### EXERCISE REQUIREMENTS
Set down exactly the lines that run from the line with "Give me a plain-text" to the end of the data, and nothing else.

### GIVEN INFORMATION

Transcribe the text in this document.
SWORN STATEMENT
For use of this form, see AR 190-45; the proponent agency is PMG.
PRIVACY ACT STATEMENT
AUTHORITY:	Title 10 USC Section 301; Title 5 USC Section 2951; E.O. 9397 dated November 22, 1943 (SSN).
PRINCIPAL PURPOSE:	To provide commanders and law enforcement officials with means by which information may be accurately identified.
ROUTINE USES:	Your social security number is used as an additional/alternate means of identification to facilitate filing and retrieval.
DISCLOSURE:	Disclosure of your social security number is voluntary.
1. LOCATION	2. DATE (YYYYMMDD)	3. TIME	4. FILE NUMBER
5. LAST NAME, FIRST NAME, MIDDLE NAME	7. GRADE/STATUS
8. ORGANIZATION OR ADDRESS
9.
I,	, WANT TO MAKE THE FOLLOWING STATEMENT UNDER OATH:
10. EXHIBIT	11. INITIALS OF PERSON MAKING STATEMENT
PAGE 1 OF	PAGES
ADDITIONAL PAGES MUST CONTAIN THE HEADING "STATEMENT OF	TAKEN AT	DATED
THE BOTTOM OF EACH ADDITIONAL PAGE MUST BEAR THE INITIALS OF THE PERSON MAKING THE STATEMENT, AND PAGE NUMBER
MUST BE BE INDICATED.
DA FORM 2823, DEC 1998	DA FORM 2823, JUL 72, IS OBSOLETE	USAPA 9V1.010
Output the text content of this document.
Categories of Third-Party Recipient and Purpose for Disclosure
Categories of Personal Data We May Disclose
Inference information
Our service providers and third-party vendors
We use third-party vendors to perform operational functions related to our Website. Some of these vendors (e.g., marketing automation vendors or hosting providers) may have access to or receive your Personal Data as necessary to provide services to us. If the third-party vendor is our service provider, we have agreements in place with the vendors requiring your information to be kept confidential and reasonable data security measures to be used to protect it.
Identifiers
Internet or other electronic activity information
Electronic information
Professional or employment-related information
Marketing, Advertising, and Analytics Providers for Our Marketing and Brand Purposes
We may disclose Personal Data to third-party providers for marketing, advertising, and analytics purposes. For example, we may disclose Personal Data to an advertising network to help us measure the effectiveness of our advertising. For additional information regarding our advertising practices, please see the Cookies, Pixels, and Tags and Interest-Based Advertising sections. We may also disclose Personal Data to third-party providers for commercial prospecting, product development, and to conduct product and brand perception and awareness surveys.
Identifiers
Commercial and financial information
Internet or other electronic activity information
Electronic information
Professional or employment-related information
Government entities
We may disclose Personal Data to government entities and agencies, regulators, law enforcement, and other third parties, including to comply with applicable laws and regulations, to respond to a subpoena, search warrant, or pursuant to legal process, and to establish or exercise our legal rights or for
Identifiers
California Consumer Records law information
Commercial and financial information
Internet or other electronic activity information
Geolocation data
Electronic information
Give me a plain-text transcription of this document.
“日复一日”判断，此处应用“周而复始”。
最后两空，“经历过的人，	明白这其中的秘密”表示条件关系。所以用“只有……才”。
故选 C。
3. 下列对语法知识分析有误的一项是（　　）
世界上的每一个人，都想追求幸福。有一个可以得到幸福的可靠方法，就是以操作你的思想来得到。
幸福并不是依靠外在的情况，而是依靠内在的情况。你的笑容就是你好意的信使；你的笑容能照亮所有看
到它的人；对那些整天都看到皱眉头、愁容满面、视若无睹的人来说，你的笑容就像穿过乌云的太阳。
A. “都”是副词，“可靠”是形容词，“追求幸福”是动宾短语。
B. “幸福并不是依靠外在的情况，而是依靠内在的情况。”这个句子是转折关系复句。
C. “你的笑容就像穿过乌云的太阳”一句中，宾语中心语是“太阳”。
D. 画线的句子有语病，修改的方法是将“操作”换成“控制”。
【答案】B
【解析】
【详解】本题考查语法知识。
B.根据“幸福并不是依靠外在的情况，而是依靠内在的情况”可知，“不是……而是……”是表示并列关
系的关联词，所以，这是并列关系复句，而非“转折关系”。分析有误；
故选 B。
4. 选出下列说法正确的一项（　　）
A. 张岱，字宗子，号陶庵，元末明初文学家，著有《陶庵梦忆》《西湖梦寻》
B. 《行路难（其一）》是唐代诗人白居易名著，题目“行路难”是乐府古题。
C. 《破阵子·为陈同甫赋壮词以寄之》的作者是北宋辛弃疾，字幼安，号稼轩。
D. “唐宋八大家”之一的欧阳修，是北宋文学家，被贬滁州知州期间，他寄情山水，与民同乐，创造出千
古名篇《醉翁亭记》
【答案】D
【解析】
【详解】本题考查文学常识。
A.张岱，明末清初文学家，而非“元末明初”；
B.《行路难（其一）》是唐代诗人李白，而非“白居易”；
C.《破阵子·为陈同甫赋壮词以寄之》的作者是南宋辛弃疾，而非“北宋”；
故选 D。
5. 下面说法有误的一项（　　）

### OUTPUT BELOW
Give me a plain-text transcription of this document.
“日复一日”判断，此处应用“周而复始”。
最后两空，“经历过的人，	明白这其中的秘密”表示条件关系。所以用“只有……才”。
故选 C。
3. 下列对语法知识分析有误的一项是（　　）
世界上的每一个人，都想追求幸福。有一个可以得到幸福的可靠方法，就是以操作你的思想来得到。
幸福并不是依靠外在的情况，而是依靠内在的情况。你的笑容就是你好意的信使；你的笑容能照亮所有看
到它的人；对那些整天都看到皱眉头、愁容满面、视若无睹的人来说，你的笑容就像穿过乌云的太阳。
A. “都”是副词，“可靠”是形容词，“追求幸福”是动宾短语。
B. “幸福并不是依靠外在的情况，而是依靠内在的情况。”这个句子是转折关系复句。
C. “你的笑容就像穿过乌云的太阳”一句中，宾语中心语是“太阳”。
D. 画线的句子有语病，修改的方法是将“操作”换成“控制”。
【答案】B
【解析】
【详解】本题考查语法知识。
B.根据“幸福并不是依靠外在的情况，而是依靠内在的情况”可知，“不是……而是……”是表示并列关
系的关联词，所以，这是并列关系复句，而非“转折关系”。分析有误；
故选 B。
4. 选出下列说法正确的一项（　　）
A. 张岱，字宗子，号陶庵，元末明初文学家，著有《陶庵梦忆》《西湖梦寻》
B. 《行路难（其一）》是唐代诗人白居易名著，题目“行路难”是乐府古题。
C. 《破阵子·为陈同甫赋壮词以寄之》的作者是北宋辛弃疾，字幼安，号稼轩。
D. “唐宋八大家”之一的欧阳修，是北宋文学家，被贬滁州知州期间，他寄情山水，与民同乐，创造出千
古名篇《醉翁亭记》
【答案】D
【解析】
【详解】本题考查文学常识。
A.张岱，明末清初文学家，而非“元末明初”；
B.《行路难（其一）》是唐代诗人李白，而非“白居易”；
C.《破阵子·为陈同甫赋壮词以寄之》的作者是南宋辛弃疾，而非“北宋”；
故选 D。
5. 下面说法有误的一项（　　）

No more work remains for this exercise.